■ PAGE EXTRACT ■
Saturday, April 11, 2026

UT Austin Computation Center and Decwar; Some History

Halloween, October 31, 1982, the DECsystem-10 at the University of Texas at Austin was  turned off for the last time. Photo shows some of the staff and users in attendance that night.

The existence of analog computers to solve specialized problems goes back thousands of years, the discovery of the Greek Antikythera mechanism (ca. 205–60 BCE) being a much discussed example.  A more recent example was the subject of the movie Imitation Game (2014), about Alan Turing who designed a digital computer to automate the process of deciphering Nazi Enigma-encrypted messages during World War II (1940). And after WWII the ENIAC (1945) is cited as the first programmable, electronic, general-purpose digital computer.

All to say, yes, computing is definitely a topic of historic importance.

In May 2023 I wrote a short article "Some History of Artificial Intelligence (AI) and Austin": 

https://traviscountyhistorical.blogspot.com/2023/05/a-history-of-ai-winter-and-austin.html  

This is another article in that same theme: the history of computer science in Austin.

■ SHORT EXERCISE 1 ■
Answer these questions from the Austin computing history article.
(a) On what date was the DECsystem-10 at the University of Texas at Austin turned off for the last time?
(b) Which machine is cited as the first programmable, electronic, general-purpose digital computer, and in what year?
(c) In what month and year was the short article on artificial intelligence and Austin written?

■ EXCERPTED RECORDS ■
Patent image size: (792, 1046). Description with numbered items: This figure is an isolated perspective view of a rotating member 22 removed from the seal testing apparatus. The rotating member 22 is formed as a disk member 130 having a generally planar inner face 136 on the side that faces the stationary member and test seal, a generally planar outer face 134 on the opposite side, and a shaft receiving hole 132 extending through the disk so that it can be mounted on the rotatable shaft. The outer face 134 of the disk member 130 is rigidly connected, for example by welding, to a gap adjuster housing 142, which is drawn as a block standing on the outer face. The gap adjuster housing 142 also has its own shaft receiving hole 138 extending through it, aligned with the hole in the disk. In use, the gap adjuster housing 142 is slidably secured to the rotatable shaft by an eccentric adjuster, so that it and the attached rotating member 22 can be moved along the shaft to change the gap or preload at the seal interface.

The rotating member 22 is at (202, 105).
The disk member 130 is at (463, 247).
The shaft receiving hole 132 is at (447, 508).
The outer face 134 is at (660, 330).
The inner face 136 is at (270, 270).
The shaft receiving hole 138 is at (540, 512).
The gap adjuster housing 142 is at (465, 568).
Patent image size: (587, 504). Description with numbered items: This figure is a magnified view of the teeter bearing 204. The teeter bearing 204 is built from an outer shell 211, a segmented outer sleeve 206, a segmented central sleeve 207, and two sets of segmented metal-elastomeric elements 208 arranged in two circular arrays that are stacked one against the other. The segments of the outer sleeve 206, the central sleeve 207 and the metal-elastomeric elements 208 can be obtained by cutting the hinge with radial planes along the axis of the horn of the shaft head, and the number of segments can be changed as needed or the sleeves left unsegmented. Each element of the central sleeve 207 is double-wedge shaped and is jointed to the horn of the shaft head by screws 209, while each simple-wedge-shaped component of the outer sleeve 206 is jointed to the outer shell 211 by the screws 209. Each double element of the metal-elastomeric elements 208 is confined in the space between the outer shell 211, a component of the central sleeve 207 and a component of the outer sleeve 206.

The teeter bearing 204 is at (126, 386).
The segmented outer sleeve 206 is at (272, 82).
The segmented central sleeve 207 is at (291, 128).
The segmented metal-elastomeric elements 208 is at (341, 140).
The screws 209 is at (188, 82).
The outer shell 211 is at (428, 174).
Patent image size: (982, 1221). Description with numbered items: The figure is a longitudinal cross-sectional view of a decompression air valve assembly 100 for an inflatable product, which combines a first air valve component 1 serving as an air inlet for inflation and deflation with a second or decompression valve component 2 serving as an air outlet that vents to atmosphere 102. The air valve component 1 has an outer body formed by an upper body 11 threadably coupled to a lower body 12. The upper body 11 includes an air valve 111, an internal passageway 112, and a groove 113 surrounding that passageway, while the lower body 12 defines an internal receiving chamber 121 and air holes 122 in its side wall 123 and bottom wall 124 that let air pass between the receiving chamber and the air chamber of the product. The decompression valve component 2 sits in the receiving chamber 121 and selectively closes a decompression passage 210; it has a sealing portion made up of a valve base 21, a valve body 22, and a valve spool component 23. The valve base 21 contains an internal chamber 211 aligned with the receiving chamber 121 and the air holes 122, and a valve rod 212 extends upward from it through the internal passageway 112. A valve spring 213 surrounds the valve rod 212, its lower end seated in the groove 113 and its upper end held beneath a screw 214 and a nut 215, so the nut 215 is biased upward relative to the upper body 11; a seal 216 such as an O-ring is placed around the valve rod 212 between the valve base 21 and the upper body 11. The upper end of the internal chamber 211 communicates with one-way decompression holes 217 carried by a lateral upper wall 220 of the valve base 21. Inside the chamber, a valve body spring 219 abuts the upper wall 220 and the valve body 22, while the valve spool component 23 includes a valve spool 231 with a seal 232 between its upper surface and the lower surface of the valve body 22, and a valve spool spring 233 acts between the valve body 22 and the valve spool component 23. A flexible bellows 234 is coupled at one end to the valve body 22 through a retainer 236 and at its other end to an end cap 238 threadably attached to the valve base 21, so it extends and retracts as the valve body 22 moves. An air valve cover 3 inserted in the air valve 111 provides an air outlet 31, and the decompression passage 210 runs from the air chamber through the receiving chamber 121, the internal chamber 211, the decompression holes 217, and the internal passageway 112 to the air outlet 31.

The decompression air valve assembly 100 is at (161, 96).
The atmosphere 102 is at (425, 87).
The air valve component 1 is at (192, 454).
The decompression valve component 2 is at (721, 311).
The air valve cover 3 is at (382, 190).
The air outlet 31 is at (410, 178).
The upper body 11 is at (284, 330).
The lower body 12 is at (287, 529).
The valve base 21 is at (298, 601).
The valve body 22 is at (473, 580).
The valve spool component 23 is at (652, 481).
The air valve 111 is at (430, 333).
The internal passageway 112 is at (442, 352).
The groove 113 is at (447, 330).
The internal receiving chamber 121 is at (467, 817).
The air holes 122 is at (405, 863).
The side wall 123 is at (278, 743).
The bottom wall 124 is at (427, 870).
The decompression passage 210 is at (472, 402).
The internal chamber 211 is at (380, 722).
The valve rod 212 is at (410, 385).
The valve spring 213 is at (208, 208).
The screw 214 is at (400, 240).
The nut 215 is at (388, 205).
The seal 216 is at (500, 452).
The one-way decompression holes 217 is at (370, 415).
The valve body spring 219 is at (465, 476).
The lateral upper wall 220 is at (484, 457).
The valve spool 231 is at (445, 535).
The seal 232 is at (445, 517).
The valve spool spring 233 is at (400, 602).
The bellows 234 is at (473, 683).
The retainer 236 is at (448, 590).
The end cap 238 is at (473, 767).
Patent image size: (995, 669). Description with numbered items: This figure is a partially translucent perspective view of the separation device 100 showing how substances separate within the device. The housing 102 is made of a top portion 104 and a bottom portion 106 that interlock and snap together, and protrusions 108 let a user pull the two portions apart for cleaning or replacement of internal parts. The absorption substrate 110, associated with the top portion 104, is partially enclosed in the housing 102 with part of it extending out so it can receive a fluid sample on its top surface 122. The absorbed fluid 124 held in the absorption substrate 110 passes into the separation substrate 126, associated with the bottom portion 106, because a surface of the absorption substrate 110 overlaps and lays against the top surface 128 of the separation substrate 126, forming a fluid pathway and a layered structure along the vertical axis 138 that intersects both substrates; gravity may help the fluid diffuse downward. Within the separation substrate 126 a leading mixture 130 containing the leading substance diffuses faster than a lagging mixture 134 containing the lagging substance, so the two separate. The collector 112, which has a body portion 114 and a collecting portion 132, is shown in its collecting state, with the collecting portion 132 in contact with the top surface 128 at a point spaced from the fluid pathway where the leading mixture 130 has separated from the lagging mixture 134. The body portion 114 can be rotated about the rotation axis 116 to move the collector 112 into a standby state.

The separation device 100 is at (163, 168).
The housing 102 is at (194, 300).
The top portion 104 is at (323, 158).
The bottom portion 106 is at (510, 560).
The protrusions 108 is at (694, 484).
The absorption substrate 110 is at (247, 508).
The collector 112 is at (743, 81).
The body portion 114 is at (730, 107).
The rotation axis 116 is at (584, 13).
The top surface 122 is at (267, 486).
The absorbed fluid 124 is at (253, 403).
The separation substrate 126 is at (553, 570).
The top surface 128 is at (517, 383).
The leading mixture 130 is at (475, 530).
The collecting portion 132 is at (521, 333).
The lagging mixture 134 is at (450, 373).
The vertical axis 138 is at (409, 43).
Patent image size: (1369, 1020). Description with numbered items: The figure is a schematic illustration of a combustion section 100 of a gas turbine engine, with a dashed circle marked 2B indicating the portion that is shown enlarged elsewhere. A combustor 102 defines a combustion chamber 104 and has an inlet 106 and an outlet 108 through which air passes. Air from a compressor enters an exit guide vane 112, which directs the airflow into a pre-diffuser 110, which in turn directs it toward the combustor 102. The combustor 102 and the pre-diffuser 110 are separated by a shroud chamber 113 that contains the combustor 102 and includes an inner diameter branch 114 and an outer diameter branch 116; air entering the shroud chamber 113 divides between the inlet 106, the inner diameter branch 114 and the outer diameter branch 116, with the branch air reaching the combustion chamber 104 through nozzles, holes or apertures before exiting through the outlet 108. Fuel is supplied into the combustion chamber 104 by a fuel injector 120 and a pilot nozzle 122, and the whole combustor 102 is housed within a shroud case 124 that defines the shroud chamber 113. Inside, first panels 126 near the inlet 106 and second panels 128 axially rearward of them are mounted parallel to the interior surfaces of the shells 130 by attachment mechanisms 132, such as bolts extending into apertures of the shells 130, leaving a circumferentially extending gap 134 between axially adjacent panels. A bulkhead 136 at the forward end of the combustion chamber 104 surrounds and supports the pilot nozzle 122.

■ SHORT EXERCISE 2 ■
In the entries, begin at the first line and stop after the line that contains "The gap adjuster housing 142 is at". Rewrite those lines with "seal testing apparatus" swapped for "seal test rig", changing nothing else.

■ RIGHT ANSWER 1 ■
(a) Halloween, October 31, 1982.
(b) The ENIAC, 1945.
(c) May 2023.

■ RIGHT ANSWER 2 ■
Patent image size: (792, 1046). Description with numbered items: This figure is an isolated perspective view of a rotating member 22 removed from the seal test rig. The rotating member 22 is formed as a disk member 130 having a generally planar inner face 136 on the side that faces the stationary member and test seal, a generally planar outer face 134 on the opposite side, and a shaft receiving hole 132 extending through the disk so that it can be mounted on the rotatable shaft. The outer face 134 of the disk member 130 is rigidly connected, for example by welding, to a gap adjuster housing 142, which is drawn as a block standing on the outer face. The gap adjuster housing 142 also has its own shaft receiving hole 138 extending through it, aligned with the hole in the disk. In use, the gap adjuster housing 142 is slidably secured to the rotatable shaft by an eccentric adjuster, so that it and the attached rotating member 22 can be moved along the shaft to change the gap or preload at the seal interface.

The rotating member 22 is at (202, 105).
The disk member 130 is at (463, 247).
The shaft receiving hole 132 is at (447, 508).
The outer face 134 is at (660, 330).
The inner face 136 is at (270, 270).
The shaft receiving hole 138 is at (540, 512).
The gap adjuster housing 142 is at (465, 568).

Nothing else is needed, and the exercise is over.